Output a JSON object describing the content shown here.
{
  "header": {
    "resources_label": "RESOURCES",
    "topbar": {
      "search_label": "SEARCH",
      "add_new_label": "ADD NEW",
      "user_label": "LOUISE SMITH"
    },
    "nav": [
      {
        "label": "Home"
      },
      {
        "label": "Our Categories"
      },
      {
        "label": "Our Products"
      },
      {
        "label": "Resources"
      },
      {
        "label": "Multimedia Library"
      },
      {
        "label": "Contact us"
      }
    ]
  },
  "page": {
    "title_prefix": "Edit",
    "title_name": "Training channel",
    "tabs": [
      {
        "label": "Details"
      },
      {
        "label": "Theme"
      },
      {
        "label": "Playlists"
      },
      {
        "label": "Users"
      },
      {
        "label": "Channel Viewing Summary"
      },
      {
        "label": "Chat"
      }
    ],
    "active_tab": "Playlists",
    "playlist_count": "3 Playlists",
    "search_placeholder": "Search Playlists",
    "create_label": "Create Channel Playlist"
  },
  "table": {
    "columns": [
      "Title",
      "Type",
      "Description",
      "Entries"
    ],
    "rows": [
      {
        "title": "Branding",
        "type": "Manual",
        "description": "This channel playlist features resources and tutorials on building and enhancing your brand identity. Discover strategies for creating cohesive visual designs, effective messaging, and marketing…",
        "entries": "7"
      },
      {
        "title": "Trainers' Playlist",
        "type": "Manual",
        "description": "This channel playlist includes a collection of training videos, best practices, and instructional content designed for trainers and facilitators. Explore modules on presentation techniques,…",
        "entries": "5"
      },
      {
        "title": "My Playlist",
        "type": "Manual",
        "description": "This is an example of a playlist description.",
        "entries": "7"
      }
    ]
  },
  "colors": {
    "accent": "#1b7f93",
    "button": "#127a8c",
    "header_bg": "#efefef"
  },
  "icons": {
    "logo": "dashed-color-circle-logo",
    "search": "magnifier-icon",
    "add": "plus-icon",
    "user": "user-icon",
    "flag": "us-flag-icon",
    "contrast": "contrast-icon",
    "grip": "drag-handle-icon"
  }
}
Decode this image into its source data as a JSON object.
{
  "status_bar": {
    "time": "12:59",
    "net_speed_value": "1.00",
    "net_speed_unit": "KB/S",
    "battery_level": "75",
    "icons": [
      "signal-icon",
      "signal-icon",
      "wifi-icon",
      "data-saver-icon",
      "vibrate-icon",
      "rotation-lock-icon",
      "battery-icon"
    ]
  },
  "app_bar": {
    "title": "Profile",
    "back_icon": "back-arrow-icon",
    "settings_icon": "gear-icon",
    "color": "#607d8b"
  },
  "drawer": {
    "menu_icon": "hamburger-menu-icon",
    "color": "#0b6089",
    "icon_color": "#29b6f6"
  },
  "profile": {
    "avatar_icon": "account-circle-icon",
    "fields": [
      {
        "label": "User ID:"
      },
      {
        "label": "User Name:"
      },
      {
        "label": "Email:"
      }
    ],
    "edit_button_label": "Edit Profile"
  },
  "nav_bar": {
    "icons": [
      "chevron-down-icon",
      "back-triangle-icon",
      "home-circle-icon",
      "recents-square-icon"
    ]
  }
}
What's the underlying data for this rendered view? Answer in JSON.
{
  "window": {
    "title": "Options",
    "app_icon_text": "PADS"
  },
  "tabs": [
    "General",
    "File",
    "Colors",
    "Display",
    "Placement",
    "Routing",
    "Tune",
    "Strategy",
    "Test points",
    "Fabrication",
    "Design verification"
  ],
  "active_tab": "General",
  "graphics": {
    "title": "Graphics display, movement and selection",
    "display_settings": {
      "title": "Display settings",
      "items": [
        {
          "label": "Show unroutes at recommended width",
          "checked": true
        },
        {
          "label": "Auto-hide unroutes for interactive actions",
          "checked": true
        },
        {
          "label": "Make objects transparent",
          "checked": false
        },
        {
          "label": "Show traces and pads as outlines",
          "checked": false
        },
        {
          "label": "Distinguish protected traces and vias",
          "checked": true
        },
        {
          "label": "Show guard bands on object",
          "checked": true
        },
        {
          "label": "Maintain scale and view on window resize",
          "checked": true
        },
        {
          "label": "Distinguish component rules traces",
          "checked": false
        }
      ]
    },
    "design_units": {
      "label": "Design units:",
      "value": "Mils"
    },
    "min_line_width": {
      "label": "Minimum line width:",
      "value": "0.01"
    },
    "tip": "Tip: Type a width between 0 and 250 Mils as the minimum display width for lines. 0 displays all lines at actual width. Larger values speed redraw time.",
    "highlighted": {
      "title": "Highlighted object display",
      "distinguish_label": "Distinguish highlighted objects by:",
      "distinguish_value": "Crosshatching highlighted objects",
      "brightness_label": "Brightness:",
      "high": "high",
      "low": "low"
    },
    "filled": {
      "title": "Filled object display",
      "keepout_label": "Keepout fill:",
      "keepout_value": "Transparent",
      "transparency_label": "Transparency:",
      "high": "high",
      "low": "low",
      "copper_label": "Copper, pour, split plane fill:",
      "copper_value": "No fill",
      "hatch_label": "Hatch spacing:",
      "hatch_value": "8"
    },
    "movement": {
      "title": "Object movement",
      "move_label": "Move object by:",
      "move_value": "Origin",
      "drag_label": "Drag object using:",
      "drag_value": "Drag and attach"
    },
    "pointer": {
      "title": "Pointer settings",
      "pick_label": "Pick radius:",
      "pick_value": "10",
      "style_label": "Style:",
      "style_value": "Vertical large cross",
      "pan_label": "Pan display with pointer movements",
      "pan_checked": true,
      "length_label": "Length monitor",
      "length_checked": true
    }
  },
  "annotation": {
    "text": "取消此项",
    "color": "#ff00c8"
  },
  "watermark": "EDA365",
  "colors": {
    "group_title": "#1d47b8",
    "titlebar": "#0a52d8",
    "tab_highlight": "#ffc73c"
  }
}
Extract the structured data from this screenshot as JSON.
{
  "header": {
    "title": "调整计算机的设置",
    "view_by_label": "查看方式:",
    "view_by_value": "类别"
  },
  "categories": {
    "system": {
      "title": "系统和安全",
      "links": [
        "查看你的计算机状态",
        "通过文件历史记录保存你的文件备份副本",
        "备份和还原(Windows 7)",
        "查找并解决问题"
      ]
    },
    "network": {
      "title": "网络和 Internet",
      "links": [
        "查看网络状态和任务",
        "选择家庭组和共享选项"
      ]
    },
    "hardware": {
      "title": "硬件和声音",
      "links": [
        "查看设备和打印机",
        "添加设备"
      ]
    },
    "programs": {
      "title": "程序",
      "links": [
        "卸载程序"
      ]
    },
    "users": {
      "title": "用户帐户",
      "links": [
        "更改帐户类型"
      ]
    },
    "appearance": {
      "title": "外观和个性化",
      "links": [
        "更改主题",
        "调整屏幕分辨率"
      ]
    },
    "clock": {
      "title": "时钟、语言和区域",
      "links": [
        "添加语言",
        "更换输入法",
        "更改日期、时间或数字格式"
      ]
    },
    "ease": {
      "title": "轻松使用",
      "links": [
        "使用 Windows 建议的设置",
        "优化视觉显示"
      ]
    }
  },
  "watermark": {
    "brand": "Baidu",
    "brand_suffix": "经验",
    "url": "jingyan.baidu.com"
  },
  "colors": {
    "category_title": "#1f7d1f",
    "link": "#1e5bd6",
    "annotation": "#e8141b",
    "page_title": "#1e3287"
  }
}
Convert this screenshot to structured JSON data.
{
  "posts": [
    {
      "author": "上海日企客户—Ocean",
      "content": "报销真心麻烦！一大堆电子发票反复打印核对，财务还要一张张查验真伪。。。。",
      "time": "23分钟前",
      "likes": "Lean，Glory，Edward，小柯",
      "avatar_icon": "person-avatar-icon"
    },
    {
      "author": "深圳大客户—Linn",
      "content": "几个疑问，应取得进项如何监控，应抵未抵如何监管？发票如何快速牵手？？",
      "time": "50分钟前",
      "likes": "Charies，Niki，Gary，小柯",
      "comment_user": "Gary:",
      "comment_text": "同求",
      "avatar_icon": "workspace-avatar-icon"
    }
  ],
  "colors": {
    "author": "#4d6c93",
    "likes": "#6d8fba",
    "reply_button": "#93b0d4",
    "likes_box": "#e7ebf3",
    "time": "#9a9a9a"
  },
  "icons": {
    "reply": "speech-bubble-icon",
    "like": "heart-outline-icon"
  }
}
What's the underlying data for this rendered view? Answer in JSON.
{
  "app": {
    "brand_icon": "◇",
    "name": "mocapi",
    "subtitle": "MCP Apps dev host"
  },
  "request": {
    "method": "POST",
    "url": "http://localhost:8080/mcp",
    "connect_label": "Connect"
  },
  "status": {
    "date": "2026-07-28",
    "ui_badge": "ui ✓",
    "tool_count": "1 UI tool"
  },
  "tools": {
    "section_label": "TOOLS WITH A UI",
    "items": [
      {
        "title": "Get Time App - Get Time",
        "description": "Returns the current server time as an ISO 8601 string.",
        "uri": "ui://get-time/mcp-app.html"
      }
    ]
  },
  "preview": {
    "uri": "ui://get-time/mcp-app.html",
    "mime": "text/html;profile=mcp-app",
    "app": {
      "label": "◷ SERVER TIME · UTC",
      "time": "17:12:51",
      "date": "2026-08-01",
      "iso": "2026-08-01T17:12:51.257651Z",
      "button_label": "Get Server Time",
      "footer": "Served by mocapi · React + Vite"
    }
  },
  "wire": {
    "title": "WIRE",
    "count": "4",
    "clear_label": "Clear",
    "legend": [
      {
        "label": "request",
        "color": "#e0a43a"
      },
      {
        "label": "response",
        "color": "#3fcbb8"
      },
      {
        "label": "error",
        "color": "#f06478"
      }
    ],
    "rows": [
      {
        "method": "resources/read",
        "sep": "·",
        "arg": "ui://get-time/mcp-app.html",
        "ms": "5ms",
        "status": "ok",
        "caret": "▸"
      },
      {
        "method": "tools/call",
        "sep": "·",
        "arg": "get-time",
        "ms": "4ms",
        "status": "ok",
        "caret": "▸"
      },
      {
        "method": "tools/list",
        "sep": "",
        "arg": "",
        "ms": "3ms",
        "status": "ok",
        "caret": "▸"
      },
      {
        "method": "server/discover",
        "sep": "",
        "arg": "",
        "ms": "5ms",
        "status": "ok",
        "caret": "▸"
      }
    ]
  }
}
════
WRITTEN PROBLEM: Collect every line from the records above that contains the word "screenshot".

REPLY:
Extract the structured data from this screenshot as JSON.
Convert this screenshot to structured JSON data.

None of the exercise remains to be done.